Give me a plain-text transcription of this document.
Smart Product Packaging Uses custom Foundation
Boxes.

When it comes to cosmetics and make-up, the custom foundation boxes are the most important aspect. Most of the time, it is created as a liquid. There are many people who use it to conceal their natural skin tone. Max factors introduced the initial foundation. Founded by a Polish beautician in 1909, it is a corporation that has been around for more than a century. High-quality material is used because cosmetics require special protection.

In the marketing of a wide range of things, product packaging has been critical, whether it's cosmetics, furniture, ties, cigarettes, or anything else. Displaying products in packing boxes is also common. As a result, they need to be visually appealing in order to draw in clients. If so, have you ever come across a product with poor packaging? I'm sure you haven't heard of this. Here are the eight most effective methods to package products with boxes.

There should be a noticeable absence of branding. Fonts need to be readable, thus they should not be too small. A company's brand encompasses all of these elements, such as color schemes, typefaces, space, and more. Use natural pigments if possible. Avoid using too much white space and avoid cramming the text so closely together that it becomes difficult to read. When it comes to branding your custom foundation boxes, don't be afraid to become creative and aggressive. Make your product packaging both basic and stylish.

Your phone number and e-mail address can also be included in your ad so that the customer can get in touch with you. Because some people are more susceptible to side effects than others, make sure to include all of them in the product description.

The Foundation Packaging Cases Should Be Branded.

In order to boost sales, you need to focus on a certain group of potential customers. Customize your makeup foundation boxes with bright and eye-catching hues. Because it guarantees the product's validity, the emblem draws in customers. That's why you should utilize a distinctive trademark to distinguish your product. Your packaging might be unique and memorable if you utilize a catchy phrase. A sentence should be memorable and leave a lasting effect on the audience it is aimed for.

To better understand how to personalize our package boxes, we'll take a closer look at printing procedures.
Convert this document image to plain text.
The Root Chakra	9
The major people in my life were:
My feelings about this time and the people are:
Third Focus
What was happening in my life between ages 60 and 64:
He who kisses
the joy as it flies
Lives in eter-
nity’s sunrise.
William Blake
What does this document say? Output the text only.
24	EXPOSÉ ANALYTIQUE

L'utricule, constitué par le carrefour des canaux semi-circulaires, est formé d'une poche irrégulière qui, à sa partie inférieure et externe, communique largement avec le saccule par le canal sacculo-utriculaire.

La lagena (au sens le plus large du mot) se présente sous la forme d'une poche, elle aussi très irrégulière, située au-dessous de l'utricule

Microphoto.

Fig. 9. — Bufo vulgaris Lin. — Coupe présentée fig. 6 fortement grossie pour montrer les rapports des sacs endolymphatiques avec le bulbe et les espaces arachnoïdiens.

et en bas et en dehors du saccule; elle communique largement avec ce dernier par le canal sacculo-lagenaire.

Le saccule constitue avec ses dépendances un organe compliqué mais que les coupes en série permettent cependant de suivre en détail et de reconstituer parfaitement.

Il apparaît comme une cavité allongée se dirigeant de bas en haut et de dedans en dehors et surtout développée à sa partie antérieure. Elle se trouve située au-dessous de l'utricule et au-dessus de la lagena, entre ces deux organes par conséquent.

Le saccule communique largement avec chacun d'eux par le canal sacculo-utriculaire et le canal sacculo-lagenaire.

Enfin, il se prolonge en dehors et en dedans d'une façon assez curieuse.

Problem to solve:
Isolate the lines above that contain the word "dessous" and copy them.

Reply:
La lagena (au sens le plus large du mot) se présente sous la forme d'une poche, elle aussi très irrégulière, située au-dessous de l'utricule
Il apparaît comme une cavité allongée se dirigeant de bas en haut et de dedans en dehors et surtout développée à sa partie antérieure. Elle se trouve située au-dessous de l'utricule et au-dessus de la lagena, entre ces deux organes par conséquent.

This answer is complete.